DESPITE property prices falling from their peak, data reveals it remains a positive time to sell for many homeowners who bought pre-pandemic.
The recent PropTrack Home Price Index showed that those who purchased property before the pandemic would still make a healthy return on investment if they were to sell today.
The report revealed that while home prices nationally have fallen 4.51% from their peak in March 2022, prices remain 28.5% higher than pre-pandemic levels.
“For those that purchased their home pre-Covid, in most parts of the country home prices are still up a significant amount compared to three years ago, even with the recent downturn,” explained senior PropTrack economist Eleanor Creagh. Ms Creagh highlighted Hobart, Brisbane and Adelaide as the capitals that have experienced substantial price growth since the pandemic, with prices in these cities still up more than 40% on pre-pandemic levels, according to the most recent Home Price Index.
Regional areas have experienced even stronger growth, with home prices up more than 50% on pre pandemic levels in some regional territories.

■ Data under study
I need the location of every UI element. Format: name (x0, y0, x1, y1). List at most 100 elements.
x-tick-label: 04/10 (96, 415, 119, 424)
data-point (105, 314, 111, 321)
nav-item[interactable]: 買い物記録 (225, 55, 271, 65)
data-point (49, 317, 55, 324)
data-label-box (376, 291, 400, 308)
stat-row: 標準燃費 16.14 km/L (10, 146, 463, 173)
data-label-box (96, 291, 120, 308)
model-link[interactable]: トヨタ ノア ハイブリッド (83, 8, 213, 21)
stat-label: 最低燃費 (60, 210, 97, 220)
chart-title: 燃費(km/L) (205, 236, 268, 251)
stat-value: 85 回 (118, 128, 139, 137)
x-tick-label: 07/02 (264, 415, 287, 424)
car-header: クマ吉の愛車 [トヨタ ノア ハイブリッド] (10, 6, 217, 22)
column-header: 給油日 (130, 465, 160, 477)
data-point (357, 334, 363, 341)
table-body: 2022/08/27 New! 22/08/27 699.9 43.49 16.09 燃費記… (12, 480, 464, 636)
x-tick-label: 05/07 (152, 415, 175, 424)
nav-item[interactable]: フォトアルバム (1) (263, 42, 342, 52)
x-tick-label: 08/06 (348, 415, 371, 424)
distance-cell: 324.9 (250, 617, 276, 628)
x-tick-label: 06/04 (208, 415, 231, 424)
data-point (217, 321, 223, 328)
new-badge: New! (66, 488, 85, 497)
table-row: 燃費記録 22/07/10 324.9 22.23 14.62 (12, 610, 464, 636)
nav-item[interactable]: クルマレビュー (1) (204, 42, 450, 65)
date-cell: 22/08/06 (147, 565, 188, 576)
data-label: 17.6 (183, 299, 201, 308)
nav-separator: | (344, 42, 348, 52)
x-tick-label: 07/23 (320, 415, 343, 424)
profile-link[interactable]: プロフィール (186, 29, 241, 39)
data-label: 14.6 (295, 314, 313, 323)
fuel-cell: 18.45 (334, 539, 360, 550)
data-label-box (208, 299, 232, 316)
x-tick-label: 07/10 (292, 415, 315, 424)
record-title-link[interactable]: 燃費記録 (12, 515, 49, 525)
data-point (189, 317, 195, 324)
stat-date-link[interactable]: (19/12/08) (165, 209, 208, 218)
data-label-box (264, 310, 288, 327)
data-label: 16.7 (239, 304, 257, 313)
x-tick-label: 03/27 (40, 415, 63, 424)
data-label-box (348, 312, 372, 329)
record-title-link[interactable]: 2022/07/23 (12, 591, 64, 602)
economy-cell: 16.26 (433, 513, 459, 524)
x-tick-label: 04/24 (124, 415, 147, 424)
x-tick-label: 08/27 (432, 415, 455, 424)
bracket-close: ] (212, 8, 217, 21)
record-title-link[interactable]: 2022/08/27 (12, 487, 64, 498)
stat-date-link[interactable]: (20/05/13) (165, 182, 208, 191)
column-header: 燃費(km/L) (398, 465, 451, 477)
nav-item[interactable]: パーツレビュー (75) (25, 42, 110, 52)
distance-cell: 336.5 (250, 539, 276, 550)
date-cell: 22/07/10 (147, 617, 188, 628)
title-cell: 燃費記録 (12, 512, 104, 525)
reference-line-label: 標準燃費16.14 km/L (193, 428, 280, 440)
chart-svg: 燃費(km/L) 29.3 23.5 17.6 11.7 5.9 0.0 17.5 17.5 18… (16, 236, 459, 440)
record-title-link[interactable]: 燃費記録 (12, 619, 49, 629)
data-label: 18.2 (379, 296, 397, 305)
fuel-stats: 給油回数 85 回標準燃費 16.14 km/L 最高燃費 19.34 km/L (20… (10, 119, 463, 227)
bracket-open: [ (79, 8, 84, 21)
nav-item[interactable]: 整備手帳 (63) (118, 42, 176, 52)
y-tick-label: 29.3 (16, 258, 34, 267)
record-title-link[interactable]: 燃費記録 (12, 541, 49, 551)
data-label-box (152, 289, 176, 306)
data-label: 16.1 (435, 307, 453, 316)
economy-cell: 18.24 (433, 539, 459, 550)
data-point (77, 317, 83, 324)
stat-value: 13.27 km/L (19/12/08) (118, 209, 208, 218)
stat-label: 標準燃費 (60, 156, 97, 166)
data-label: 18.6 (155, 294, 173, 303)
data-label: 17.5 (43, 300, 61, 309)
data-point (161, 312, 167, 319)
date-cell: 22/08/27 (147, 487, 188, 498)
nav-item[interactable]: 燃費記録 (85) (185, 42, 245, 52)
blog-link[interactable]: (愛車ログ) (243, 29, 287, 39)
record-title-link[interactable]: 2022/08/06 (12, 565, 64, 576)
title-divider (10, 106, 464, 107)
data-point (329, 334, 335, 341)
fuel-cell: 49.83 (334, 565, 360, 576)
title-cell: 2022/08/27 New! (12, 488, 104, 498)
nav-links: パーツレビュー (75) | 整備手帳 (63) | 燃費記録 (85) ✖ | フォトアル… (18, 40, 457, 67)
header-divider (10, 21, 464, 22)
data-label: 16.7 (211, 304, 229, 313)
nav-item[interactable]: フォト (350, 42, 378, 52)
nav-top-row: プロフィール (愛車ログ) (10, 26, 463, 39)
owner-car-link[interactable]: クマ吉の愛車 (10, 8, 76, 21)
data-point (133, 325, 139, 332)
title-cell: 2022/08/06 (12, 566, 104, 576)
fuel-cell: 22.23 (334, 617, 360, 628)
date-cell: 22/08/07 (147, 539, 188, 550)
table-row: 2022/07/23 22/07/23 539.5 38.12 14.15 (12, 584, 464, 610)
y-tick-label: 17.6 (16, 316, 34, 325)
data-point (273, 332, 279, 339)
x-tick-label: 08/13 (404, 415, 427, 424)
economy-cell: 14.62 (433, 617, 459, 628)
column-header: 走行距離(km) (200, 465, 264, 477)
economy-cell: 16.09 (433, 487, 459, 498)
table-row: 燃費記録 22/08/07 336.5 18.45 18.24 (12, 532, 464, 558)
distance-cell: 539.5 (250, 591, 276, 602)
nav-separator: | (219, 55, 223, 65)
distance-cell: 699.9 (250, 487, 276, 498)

■ Assignment
Summarize the passage about home prices above in two sentences.

■ Problem solution
Although national home prices have fallen 4.51% from their March 2022 peak, the PropTrack Home Price Index shows they remain 28.5% above pre-pandemic levels, so many owners who bought before the pandemic would still make a healthy return by selling now. Prices in Hobart, Brisbane and Adelaide are still up more than 40% on pre-pandemic levels, and some regional areas are up more than 50%.